YOUR GOAL:
Print out the material that follows word for word.

INPUT:
☆ ☆ ☆

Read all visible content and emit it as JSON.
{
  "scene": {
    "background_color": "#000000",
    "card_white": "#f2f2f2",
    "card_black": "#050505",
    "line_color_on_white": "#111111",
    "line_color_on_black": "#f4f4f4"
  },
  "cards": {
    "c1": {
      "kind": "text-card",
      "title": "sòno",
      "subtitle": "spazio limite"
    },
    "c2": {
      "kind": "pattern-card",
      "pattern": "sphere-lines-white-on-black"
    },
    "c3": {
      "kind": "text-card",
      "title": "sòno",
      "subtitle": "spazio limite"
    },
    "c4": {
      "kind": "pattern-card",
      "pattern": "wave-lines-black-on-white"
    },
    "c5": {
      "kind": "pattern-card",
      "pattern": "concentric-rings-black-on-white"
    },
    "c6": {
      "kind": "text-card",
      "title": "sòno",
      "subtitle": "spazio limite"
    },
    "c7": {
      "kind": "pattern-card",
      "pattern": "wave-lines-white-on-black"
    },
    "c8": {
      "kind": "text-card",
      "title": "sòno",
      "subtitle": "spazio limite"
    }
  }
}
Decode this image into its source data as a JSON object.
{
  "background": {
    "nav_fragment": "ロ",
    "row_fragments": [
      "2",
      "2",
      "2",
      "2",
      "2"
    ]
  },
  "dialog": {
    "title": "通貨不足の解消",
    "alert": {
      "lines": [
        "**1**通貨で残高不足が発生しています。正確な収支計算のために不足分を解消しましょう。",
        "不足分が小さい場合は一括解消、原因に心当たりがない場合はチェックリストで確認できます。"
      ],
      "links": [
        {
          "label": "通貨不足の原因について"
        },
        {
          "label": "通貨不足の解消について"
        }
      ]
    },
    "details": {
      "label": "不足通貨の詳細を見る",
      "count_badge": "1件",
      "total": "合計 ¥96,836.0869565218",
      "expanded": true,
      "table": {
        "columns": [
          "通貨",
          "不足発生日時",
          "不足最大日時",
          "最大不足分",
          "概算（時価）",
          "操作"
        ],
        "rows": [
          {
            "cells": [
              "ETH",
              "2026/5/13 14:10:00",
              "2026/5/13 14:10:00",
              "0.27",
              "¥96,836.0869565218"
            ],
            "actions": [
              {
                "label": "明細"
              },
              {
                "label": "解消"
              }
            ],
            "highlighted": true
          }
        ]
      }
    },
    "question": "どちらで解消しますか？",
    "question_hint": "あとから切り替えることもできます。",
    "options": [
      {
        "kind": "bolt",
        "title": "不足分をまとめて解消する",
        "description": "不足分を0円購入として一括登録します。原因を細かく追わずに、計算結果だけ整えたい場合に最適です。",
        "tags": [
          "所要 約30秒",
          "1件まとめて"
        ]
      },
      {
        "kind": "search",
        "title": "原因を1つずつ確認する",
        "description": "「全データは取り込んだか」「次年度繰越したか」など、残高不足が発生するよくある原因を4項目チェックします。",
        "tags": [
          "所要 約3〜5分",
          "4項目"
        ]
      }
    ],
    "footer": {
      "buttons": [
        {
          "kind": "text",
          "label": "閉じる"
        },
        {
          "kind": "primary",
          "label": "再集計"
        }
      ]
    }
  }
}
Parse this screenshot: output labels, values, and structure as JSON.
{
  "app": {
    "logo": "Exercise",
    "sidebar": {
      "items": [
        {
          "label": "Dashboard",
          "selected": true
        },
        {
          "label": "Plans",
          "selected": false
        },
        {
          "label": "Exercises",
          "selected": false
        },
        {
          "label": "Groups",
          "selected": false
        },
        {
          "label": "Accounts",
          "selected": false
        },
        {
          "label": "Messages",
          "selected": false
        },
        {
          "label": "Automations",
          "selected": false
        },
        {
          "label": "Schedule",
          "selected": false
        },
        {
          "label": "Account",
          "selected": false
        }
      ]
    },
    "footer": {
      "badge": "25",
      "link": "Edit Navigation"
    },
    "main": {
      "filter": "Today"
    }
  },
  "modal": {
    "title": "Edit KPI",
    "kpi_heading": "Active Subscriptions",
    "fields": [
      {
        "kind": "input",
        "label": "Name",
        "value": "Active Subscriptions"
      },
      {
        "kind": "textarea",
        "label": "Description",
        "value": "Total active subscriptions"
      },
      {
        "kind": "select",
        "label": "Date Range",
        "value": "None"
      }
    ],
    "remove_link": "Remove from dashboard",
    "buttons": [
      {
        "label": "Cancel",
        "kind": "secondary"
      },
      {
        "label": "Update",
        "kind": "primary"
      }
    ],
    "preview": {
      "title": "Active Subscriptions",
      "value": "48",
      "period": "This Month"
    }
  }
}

☆ ☆ ☆

RESPONSE FOR THIS EXERCISE:
Read all visible content and emit it as JSON.
{
  "scene": {
    "background_color": "#000000",
    "card_white": "#f2f2f2",
    "card_black": "#050505",
    "line_color_on_white": "#111111",
    "line_color_on_black": "#f4f4f4"
  },
  "cards": {
    "c1": {
      "kind": "text-card",
      "title": "sòno",
      "subtitle": "spazio limite"
    },
    "c2": {
      "kind": "pattern-card",
      "pattern": "sphere-lines-white-on-black"
    },
    "c3": {
      "kind": "text-card",
      "title": "sòno",
      "subtitle": "spazio limite"
    },
    "c4": {
      "kind": "pattern-card",
      "pattern": "wave-lines-black-on-white"
    },
    "c5": {
      "kind": "pattern-card",
      "pattern": "concentric-rings-black-on-white"
    },
    "c6": {
      "kind": "text-card",
      "title": "sòno",
      "subtitle": "spazio limite"
    },
    "c7": {
      "kind": "pattern-card",
      "pattern": "wave-lines-white-on-black"
    },
    "c8": {
      "kind": "text-card",
      "title": "sòno",
      "subtitle": "spazio limite"
    }
  }
}
Decode this image into its source data as a JSON object.
{
  "background": {
    "nav_fragment": "ロ",
    "row_fragments": [
      "2",
      "2",
      "2",
      "2",
      "2"
    ]
  },
  "dialog": {
    "title": "通貨不足の解消",
    "alert": {
      "lines": [
        "**1**通貨で残高不足が発生しています。正確な収支計算のために不足分を解消しましょう。",
        "不足分が小さい場合は一括解消、原因に心当たりがない場合はチェックリストで確認できます。"
      ],
      "links": [
        {
          "label": "通貨不足の原因について"
        },
        {
          "label": "通貨不足の解消について"
        }
      ]
    },
    "details": {
      "label": "不足通貨の詳細を見る",
      "count_badge": "1件",
      "total": "合計 ¥96,836.0869565218",
      "expanded": true,
      "table": {
        "columns": [
          "通貨",
          "不足発生日時",
          "不足最大日時",
          "最大不足分",
          "概算（時価）",
          "操作"
        ],
        "rows": [
          {
            "cells": [
              "ETH",
              "2026/5/13 14:10:00",
              "2026/5/13 14:10:00",
              "0.27",
              "¥96,836.0869565218"
            ],
            "actions": [
              {
                "label": "明細"
              },
              {
                "label": "解消"
              }
            ],
            "highlighted": true
          }
        ]
      }
    },
    "question": "どちらで解消しますか？",
    "question_hint": "あとから切り替えることもできます。",
    "options": [
      {
        "kind": "bolt",
        "title": "不足分をまとめて解消する",
        "description": "不足分を0円購入として一括登録します。原因を細かく追わずに、計算結果だけ整えたい場合に最適です。",
        "tags": [
          "所要 約30秒",
          "1件まとめて"
        ]
      },
      {
        "kind": "search",
        "title": "原因を1つずつ確認する",
        "description": "「全データは取り込んだか」「次年度繰越したか」など、残高不足が発生するよくある原因を4項目チェックします。",
        "tags": [
          "所要 約3〜5分",
          "4項目"
        ]
      }
    ],
    "footer": {
      "buttons": [
        {
          "kind": "text",
          "label": "閉じる"
        },
        {
          "kind": "primary",
          "label": "再集計"
        }
      ]
    }
  }
}
Parse this screenshot: output labels, values, and structure as JSON.
{
  "app": {
    "logo": "Exercise",
    "sidebar": {
      "items": [
        {
          "label": "Dashboard",
          "selected": true
        },
        {
          "label": "Plans",
          "selected": false
        },
        {
          "label": "Exercises",
          "selected": false
        },
        {
          "label": "Groups",
          "selected": false
        },
        {
          "label": "Accounts",
          "selected": false
        },
        {
          "label": "Messages",
          "selected": false
        },
        {
          "label": "Automations",
          "selected": false
        },
        {
          "label": "Schedule",
          "selected": false
        },
        {
          "label": "Account",
          "selected": false
        }
      ]
    },
    "footer": {
      "badge": "25",
      "link": "Edit Navigation"
    },
    "main": {
      "filter": "Today"
    }
  },
  "modal": {
    "title": "Edit KPI",
    "kpi_heading": "Active Subscriptions",
    "fields": [
      {
        "kind": "input",
        "label": "Name",
        "value": "Active Subscriptions"
      },
      {
        "kind": "textarea",
        "label": "Description",
        "value": "Total active subscriptions"
      },
      {
        "kind": "select",
        "label": "Date Range",
        "value": "None"
      }
    ],
    "remove_link": "Remove from dashboard",
    "buttons": [
      {
        "label": "Cancel",
        "kind": "secondary"
      },
      {
        "label": "Update",
        "kind": "primary"
      }
    ],
    "preview": {
      "title": "Active Subscriptions",
      "value": "48",
      "period": "This Month"
    }
  }
}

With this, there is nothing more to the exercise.